* **REQUIREMENT**
Identify all lines below that hold "chest" and collect them.

* **EXTRACTED DATA**
>> BEGIN

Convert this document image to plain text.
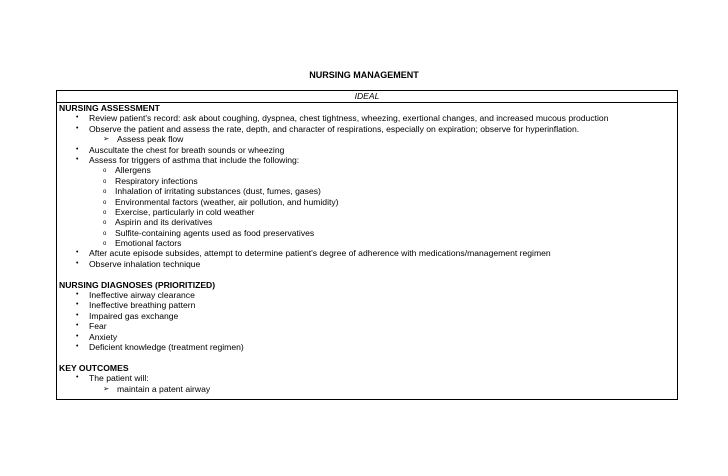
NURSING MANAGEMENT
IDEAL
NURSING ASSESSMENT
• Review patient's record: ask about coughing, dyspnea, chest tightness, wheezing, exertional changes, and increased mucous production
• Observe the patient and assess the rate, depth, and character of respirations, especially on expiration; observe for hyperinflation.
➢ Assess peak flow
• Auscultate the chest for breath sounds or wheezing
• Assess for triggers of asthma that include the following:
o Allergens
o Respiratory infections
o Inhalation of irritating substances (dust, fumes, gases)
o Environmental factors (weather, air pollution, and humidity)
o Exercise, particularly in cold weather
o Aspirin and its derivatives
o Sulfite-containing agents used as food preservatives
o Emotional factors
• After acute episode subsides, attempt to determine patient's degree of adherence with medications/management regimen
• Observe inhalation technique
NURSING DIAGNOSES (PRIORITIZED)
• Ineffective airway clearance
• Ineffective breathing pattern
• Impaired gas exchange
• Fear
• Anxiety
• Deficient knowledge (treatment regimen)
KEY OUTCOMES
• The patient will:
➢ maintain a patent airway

>> END
>> BEGIN

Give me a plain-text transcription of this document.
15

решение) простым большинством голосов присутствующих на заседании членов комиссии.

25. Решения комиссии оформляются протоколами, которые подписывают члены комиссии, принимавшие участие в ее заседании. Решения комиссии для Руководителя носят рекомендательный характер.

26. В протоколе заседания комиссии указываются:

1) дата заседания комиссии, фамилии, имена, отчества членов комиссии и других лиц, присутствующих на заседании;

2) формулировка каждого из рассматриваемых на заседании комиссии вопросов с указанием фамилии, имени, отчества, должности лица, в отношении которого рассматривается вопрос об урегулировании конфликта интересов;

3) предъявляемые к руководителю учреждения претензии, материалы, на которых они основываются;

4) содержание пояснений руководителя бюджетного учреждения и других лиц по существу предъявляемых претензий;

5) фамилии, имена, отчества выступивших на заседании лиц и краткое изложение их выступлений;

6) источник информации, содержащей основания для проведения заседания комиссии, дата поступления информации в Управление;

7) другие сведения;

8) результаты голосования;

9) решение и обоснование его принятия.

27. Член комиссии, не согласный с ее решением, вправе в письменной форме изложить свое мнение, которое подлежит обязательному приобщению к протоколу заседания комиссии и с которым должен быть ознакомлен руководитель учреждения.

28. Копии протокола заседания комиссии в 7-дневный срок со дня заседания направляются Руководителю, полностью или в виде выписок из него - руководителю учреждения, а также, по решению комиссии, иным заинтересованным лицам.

>> END
>> BEGIN

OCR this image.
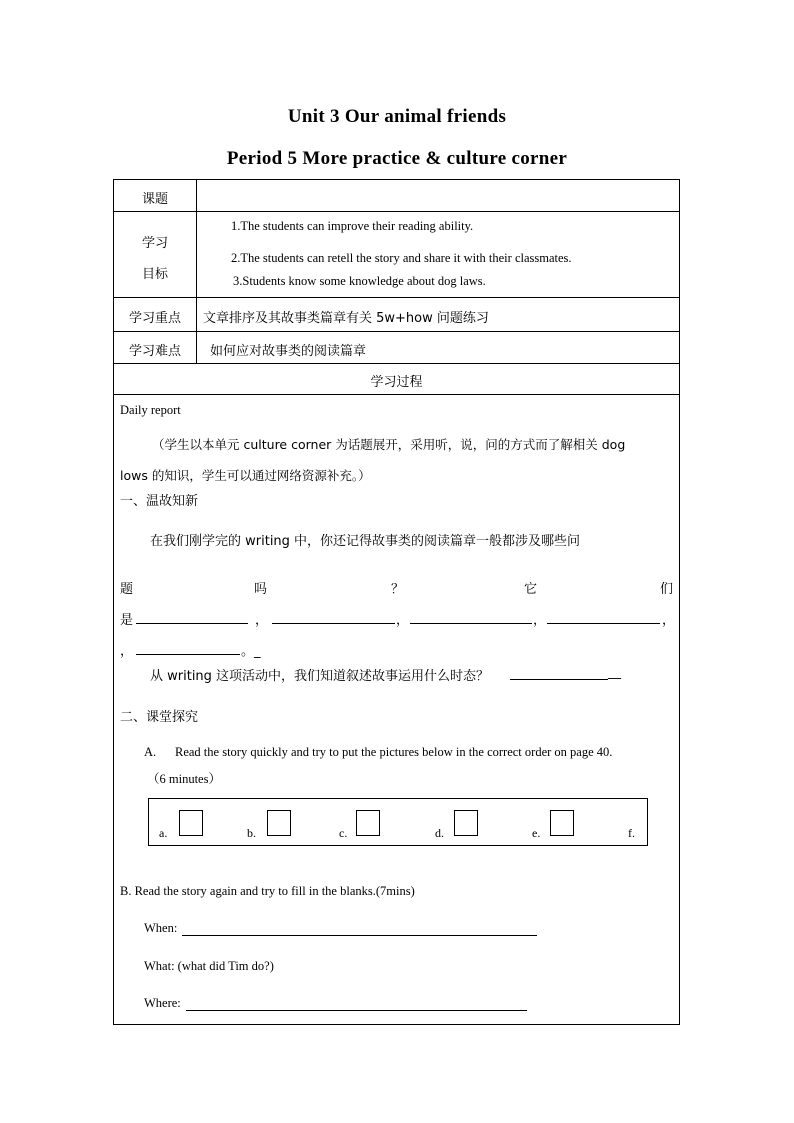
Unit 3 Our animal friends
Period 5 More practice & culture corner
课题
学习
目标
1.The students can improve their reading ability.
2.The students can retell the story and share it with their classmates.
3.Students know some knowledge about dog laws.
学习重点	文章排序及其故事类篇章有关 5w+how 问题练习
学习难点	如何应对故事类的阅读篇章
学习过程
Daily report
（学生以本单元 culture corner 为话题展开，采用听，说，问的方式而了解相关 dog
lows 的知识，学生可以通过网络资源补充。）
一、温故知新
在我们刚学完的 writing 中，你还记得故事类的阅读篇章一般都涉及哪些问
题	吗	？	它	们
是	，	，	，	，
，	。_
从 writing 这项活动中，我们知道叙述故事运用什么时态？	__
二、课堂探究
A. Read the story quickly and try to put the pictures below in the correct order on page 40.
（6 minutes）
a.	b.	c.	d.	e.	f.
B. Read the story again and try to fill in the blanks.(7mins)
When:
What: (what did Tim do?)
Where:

>> END

* **ANSWER TO THE EXERCISE**
• Review patient's record: ask about coughing, dyspnea, chest tightness, wheezing, exertional changes, and increased mucous production
• Auscultate the chest for breath sounds or wheezing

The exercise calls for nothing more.